— begin Information shown —

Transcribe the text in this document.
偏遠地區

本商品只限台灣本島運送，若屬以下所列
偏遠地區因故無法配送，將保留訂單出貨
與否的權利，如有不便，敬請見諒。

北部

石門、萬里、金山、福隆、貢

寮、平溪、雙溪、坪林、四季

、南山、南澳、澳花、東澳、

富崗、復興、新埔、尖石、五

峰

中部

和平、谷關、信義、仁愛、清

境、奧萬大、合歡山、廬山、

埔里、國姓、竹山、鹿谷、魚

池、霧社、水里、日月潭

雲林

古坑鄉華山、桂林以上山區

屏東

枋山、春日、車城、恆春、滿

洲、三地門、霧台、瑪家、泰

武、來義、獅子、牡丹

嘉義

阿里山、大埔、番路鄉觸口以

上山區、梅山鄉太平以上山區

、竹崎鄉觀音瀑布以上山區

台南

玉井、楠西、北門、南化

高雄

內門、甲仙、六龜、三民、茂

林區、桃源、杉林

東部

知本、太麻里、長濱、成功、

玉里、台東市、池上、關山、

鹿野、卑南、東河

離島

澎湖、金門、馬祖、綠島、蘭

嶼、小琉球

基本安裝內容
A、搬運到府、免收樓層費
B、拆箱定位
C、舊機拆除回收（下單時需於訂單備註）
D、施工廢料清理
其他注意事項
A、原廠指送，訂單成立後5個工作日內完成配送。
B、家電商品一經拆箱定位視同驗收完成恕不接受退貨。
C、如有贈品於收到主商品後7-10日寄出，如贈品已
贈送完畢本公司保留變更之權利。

— end Information shown —

**Your objective:** Could you reproduce every record above exactly as it appears?

**Task response:**
Transcribe the text in this document.
偏遠地區

本商品只限台灣本島運送，若屬以下所列
偏遠地區因故無法配送，將保留訂單出貨
與否的權利，如有不便，敬請見諒。

北部

石門、萬里、金山、福隆、貢

寮、平溪、雙溪、坪林、四季

、南山、南澳、澳花、東澳、

富崗、復興、新埔、尖石、五

峰

中部

和平、谷關、信義、仁愛、清

境、奧萬大、合歡山、廬山、

埔里、國姓、竹山、鹿谷、魚

池、霧社、水里、日月潭

雲林

古坑鄉華山、桂林以上山區

屏東

枋山、春日、車城、恆春、滿

洲、三地門、霧台、瑪家、泰

武、來義、獅子、牡丹

嘉義

阿里山、大埔、番路鄉觸口以

上山區、梅山鄉太平以上山區

、竹崎鄉觀音瀑布以上山區

台南

玉井、楠西、北門、南化

高雄

內門、甲仙、六龜、三民、茂

林區、桃源、杉林

東部

知本、太麻里、長濱、成功、

玉里、台東市、池上、關山、

鹿野、卑南、東河

離島

澎湖、金門、馬祖、綠島、蘭

嶼、小琉球

基本安裝內容
A、搬運到府、免收樓層費
B、拆箱定位
C、舊機拆除回收（下單時需於訂單備註）
D、施工廢料清理
其他注意事項
A、原廠指送，訂單成立後5個工作日內完成配送。
B、家電商品一經拆箱定位視同驗收完成恕不接受退貨。
C、如有贈品於收到主商品後7-10日寄出，如贈品已
贈送完畢本公司保留變更之權利。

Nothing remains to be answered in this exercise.